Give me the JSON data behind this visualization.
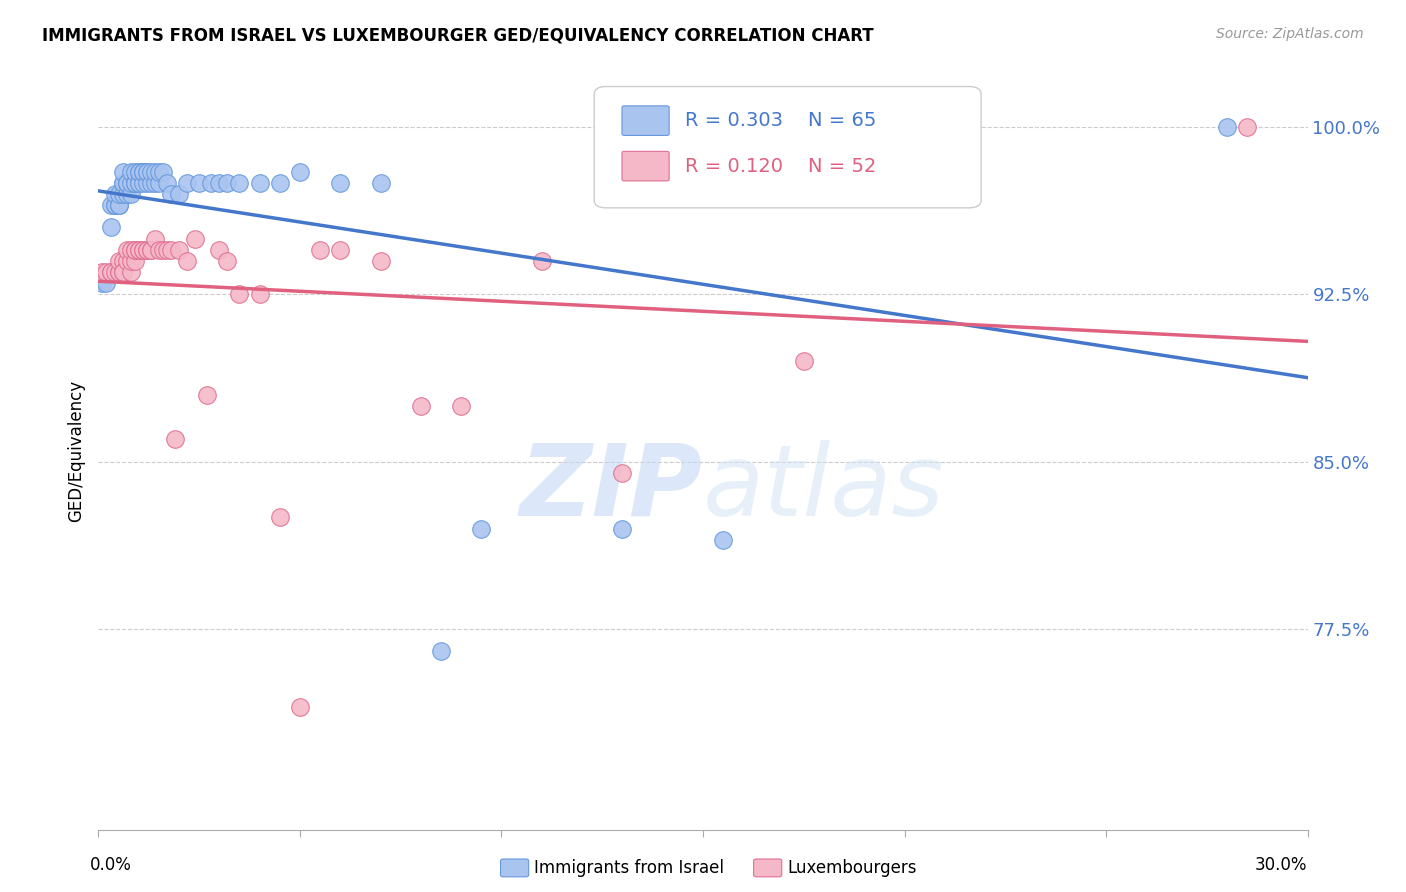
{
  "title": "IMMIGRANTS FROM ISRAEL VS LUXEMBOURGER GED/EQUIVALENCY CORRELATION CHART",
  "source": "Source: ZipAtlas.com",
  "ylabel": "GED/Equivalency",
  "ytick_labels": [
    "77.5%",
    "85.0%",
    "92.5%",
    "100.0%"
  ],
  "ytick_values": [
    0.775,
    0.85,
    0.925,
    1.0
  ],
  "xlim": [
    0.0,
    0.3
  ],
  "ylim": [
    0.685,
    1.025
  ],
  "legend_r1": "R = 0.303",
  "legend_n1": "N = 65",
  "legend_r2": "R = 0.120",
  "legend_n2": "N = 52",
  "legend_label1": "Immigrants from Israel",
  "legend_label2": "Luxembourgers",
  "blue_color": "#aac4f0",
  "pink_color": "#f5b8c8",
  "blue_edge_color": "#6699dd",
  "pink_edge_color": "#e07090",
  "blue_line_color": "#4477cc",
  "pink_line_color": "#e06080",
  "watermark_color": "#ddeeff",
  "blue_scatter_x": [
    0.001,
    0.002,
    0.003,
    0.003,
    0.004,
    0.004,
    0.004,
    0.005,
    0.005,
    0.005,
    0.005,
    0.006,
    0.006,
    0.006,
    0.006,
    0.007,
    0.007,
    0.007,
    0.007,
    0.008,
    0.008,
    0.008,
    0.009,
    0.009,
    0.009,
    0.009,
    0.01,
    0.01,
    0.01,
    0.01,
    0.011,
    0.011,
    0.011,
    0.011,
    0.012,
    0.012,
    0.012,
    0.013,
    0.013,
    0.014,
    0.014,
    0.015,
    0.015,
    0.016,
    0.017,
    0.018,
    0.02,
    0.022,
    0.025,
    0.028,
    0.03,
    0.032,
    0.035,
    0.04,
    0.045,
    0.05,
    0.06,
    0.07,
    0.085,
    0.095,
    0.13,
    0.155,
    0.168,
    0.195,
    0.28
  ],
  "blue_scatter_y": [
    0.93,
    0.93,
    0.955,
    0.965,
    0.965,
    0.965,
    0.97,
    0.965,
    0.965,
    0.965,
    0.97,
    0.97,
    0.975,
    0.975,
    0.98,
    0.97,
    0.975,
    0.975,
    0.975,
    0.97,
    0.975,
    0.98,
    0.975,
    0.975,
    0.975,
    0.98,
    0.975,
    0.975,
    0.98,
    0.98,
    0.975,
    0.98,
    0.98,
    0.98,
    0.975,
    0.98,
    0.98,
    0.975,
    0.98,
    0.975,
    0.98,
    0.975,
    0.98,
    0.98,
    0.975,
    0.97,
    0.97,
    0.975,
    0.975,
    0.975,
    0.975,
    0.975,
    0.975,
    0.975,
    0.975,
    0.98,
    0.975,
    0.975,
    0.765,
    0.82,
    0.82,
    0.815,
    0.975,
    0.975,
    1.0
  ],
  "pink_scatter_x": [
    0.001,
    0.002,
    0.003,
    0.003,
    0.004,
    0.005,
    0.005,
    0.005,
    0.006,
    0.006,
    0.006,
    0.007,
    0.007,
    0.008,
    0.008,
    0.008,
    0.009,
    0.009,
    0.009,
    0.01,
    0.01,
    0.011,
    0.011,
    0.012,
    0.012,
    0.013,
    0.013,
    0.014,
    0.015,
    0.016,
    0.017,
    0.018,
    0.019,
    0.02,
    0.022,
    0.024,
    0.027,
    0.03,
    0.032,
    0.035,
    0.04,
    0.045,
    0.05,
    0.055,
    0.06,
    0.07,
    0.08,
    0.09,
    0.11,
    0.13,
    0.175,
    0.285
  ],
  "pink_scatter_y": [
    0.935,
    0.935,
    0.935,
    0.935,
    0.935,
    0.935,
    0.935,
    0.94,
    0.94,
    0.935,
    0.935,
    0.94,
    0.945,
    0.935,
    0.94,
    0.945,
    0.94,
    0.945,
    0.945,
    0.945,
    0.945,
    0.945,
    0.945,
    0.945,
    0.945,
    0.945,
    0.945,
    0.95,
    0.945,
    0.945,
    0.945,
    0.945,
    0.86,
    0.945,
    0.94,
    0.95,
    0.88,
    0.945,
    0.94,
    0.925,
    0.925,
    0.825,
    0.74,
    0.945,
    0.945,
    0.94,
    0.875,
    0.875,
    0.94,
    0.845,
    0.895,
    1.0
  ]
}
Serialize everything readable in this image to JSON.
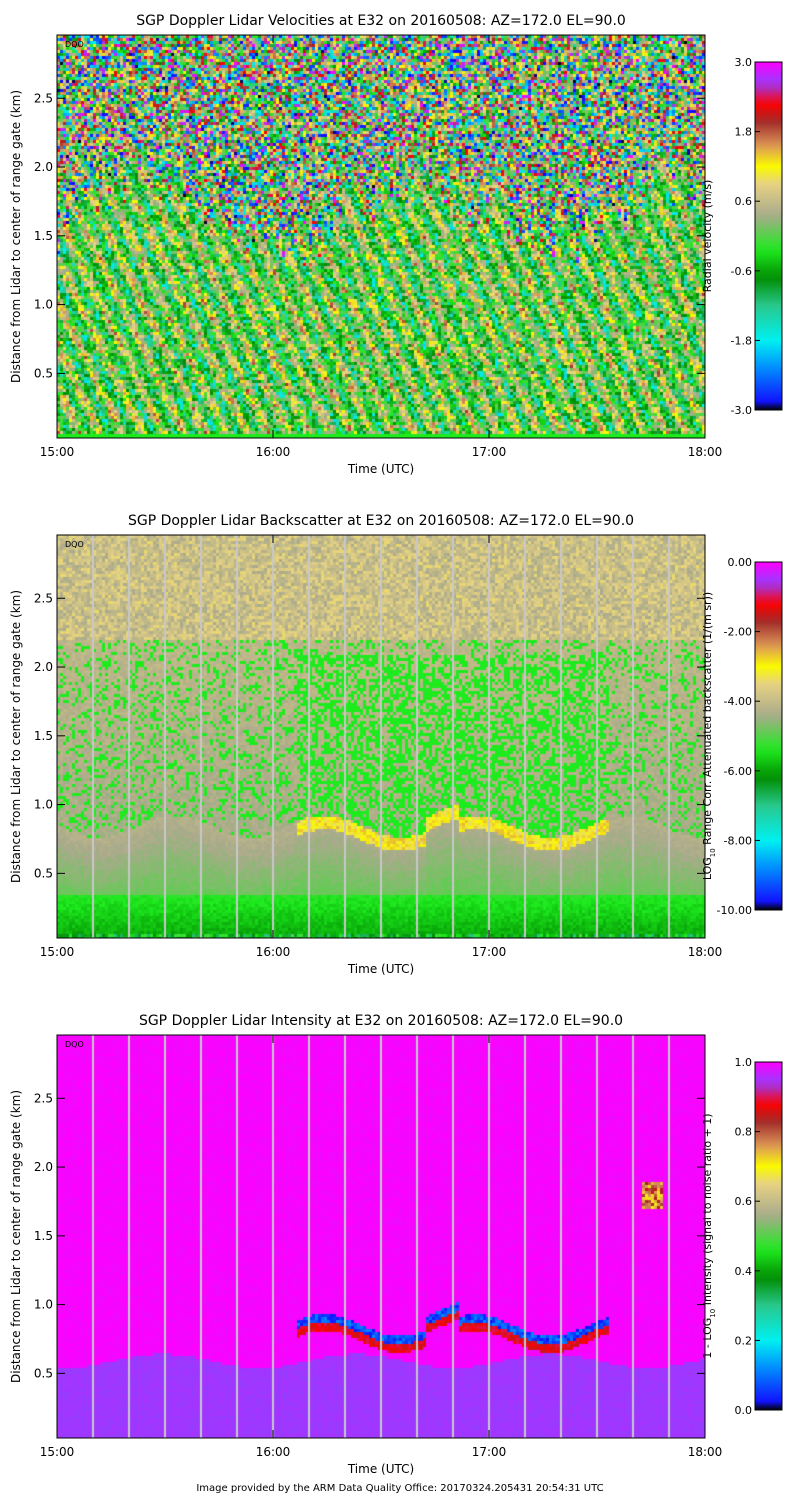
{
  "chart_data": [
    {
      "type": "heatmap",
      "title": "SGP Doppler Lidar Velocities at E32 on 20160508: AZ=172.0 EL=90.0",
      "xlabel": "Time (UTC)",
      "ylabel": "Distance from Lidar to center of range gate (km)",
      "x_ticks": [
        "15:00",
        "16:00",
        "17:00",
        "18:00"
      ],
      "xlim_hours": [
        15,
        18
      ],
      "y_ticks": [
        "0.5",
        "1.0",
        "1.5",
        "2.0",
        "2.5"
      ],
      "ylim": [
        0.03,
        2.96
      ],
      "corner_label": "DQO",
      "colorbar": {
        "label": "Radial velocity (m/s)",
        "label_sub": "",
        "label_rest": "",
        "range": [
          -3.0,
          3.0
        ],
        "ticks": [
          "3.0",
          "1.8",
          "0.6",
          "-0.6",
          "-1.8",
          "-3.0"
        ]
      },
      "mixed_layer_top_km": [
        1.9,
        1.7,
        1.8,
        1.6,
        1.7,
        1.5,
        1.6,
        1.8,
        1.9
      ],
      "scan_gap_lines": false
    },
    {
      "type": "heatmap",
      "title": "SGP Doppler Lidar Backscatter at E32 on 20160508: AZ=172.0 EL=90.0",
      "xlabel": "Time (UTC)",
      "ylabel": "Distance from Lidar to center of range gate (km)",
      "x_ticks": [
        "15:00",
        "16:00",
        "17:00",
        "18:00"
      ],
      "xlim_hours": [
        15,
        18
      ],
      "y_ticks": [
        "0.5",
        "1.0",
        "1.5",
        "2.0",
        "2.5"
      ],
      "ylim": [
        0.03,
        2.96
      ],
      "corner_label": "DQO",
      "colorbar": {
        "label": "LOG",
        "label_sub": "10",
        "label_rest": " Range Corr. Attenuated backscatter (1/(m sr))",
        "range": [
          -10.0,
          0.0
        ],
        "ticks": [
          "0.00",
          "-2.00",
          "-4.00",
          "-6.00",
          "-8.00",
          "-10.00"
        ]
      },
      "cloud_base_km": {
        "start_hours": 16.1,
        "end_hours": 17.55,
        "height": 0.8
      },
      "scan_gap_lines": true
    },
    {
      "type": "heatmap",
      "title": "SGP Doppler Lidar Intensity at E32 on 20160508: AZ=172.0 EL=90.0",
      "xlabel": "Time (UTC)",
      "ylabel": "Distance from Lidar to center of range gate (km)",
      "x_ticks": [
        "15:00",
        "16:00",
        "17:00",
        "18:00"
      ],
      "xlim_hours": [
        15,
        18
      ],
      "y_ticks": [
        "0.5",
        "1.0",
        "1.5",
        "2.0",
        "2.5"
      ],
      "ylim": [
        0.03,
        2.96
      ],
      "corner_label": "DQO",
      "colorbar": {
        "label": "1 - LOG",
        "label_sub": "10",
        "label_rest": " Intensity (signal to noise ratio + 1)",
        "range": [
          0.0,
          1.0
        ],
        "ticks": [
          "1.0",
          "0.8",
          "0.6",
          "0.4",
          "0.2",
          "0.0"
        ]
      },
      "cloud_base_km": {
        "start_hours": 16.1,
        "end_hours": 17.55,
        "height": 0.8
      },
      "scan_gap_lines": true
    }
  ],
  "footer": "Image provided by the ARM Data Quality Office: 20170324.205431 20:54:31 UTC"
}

----

▸ Work required
Copy the records above exactly, leaving out every picture.

▸ Written response
Give me the JSON data behind this visualization.
{
  "title": "IMMIGRANTS FROM ISRAEL VS LUXEMBOURGER GED/EQUIVALENCY CORRELATION CHART",
  "source": "Source: ZipAtlas.com",
  "ylabel": "GED/Equivalency",
  "ytick_labels": [
    "77.5%",
    "85.0%",
    "92.5%",
    "100.0%"
  ],
  "ytick_values": [
    0.775,
    0.85,
    0.925,
    1.0
  ],
  "xlim": [
    0.0,
    0.3
  ],
  "ylim": [
    0.685,
    1.025
  ],
  "legend_r1": "R = 0.303",
  "legend_n1": "N = 65",
  "legend_r2": "R = 0.120",
  "legend_n2": "N = 52",
  "legend_label1": "Immigrants from Israel",
  "legend_label2": "Luxembourgers",
  "blue_color": "#aac4f0",
  "pink_color": "#f5b8c8",
  "blue_edge_color": "#6699dd",
  "pink_edge_color": "#e07090",
  "blue_line_color": "#4477cc",
  "pink_line_color": "#e06080",
  "watermark_color": "#ddeeff",
  "blue_scatter_x": [
    0.001,
    0.002,
    0.003,
    0.003,
    0.004,
    0.004,
    0.004,
    0.005,
    0.005,
    0.005,
    0.005,
    0.006,
    0.006,
    0.006,
    0.006,
    0.007,
    0.007,
    0.007,
    0.007,
    0.008,
    0.008,
    0.008,
    0.009,
    0.009,
    0.009,
    0.009,
    0.01,
    0.01,
    0.01,
    0.01,
    0.011,
    0.011,
    0.011,
    0.011,
    0.012,
    0.012,
    0.012,
    0.013,
    0.013,
    0.014,
    0.014,
    0.015,
    0.015,
    0.016,
    0.017,
    0.018,
    0.02,
    0.022,
    0.025,
    0.028,
    0.03,
    0.032,
    0.035,
    0.04,
    0.045,
    0.05,
    0.06,
    0.07,
    0.085,
    0.095,
    0.13,
    0.155,
    0.168,
    0.195,
    0.28
  ],
  "blue_scatter_y": [
    0.93,
    0.93,
    0.955,
    0.965,
    0.965,
    0.965,
    0.97,
    0.965,
    0.965,
    0.965,
    0.97,
    0.97,
    0.975,
    0.975,
    0.98,
    0.97,
    0.975,
    0.975,
    0.975,
    0.97,
    0.975,
    0.98,
    0.975,
    0.975,
    0.975,
    0.98,
    0.975,
    0.975,
    0.98,
    0.98,
    0.975,
    0.98,
    0.98,
    0.98,
    0.975,
    0.98,
    0.98,
    0.975,
    0.98,
    0.975,
    0.98,
    0.975,
    0.98,
    0.98,
    0.975,
    0.97,
    0.97,
    0.975,
    0.975,
    0.975,
    0.975,
    0.975,
    0.975,
    0.975,
    0.975,
    0.98,
    0.975,
    0.975,
    0.765,
    0.82,
    0.82,
    0.815,
    0.975,
    0.975,
    1.0
  ],
  "pink_scatter_x": [
    0.001,
    0.002,
    0.003,
    0.003,
    0.004,
    0.005,
    0.005,
    0.005,
    0.006,
    0.006,
    0.006,
    0.007,
    0.007,
    0.008,
    0.008,
    0.008,
    0.009,
    0.009,
    0.009,
    0.01,
    0.01,
    0.011,
    0.011,
    0.012,
    0.012,
    0.013,
    0.013,
    0.014,
    0.015,
    0.016,
    0.017,
    0.018,
    0.019,
    0.02,
    0.022,
    0.024,
    0.027,
    0.03,
    0.032,
    0.035,
    0.04,
    0.045,
    0.05,
    0.055,
    0.06,
    0.07,
    0.08,
    0.09,
    0.11,
    0.13,
    0.175,
    0.285
  ],
  "pink_scatter_y": [
    0.935,
    0.935,
    0.935,
    0.935,
    0.935,
    0.935,
    0.935,
    0.94,
    0.94,
    0.935,
    0.935,
    0.94,
    0.945,
    0.935,
    0.94,
    0.945,
    0.94,
    0.945,
    0.945,
    0.945,
    0.945,
    0.945,
    0.945,
    0.945,
    0.945,
    0.945,
    0.945,
    0.95,
    0.945,
    0.945,
    0.945,
    0.945,
    0.86,
    0.945,
    0.94,
    0.95,
    0.88,
    0.945,
    0.94,
    0.925,
    0.925,
    0.825,
    0.74,
    0.945,
    0.945,
    0.94,
    0.875,
    0.875,
    0.94,
    0.845,
    0.895,
    1.0
  ]
}
Serialize everything readable in this image to JSON.
{
  "chart_data": [
    {
      "type": "heatmap",
      "title": "SGP Doppler Lidar Velocities at E32 on 20160508: AZ=172.0 EL=90.0",
      "xlabel": "Time (UTC)",
      "ylabel": "Distance from Lidar to center of range gate (km)",
      "x_ticks": [
        "15:00",
        "16:00",
        "17:00",
        "18:00"
      ],
      "xlim_hours": [
        15,
        18
      ],
      "y_ticks": [
        "0.5",
        "1.0",
        "1.5",
        "2.0",
        "2.5"
      ],
      "ylim": [
        0.03,
        2.96
      ],
      "corner_label": "DQO",
      "colorbar": {
        "label": "Radial velocity (m/s)",
        "label_sub": "",
        "label_rest": "",
        "range": [
          -3.0,
          3.0
        ],
        "ticks": [
          "3.0",
          "1.8",
          "0.6",
          "-0.6",
          "-1.8",
          "-3.0"
        ]
      },
      "mixed_layer_top_km": [
        1.9,
        1.7,
        1.8,
        1.6,
        1.7,
        1.5,
        1.6,
        1.8,
        1.9
      ],
      "scan_gap_lines": false
    },
    {
      "type": "heatmap",
      "title": "SGP Doppler Lidar Backscatter at E32 on 20160508: AZ=172.0 EL=90.0",
      "xlabel": "Time (UTC)",
      "ylabel": "Distance from Lidar to center of range gate (km)",
      "x_ticks": [
        "15:00",
        "16:00",
        "17:00",
        "18:00"
      ],
      "xlim_hours": [
        15,
        18
      ],
      "y_ticks": [
        "0.5",
        "1.0",
        "1.5",
        "2.0",
        "2.5"
      ],
      "ylim": [
        0.03,
        2.96
      ],
      "corner_label": "DQO",
      "colorbar": {
        "label": "LOG",
        "label_sub": "10",
        "label_rest": " Range Corr. Attenuated backscatter (1/(m sr))",
        "range": [
          -10.0,
          0.0
        ],
        "ticks": [
          "0.00",
          "-2.00",
          "-4.00",
          "-6.00",
          "-8.00",
          "-10.00"
        ]
      },
      "cloud_base_km": {
        "start_hours": 16.1,
        "end_hours": 17.55,
        "height": 0.8
      },
      "scan_gap_lines": true
    },
    {
      "type": "heatmap",
      "title": "SGP Doppler Lidar Intensity at E32 on 20160508: AZ=172.0 EL=90.0",
      "xlabel": "Time (UTC)",
      "ylabel": "Distance from Lidar to center of range gate (km)",
      "x_ticks": [
        "15:00",
        "16:00",
        "17:00",
        "18:00"
      ],
      "xlim_hours": [
        15,
        18
      ],
      "y_ticks": [
        "0.5",
        "1.0",
        "1.5",
        "2.0",
        "2.5"
      ],
      "ylim": [
        0.03,
        2.96
      ],
      "corner_label": "DQO",
      "colorbar": {
        "label": "1 - LOG",
        "label_sub": "10",
        "label_rest": " Intensity (signal to noise ratio + 1)",
        "range": [
          0.0,
          1.0
        ],
        "ticks": [
          "1.0",
          "0.8",
          "0.6",
          "0.4",
          "0.2",
          "0.0"
        ]
      },
      "cloud_base_km": {
        "start_hours": 16.1,
        "end_hours": 17.55,
        "height": 0.8
      },
      "scan_gap_lines": true
    }
  ],
  "footer": "Image provided by the ARM Data Quality Office: 20170324.205431 20:54:31 UTC"
}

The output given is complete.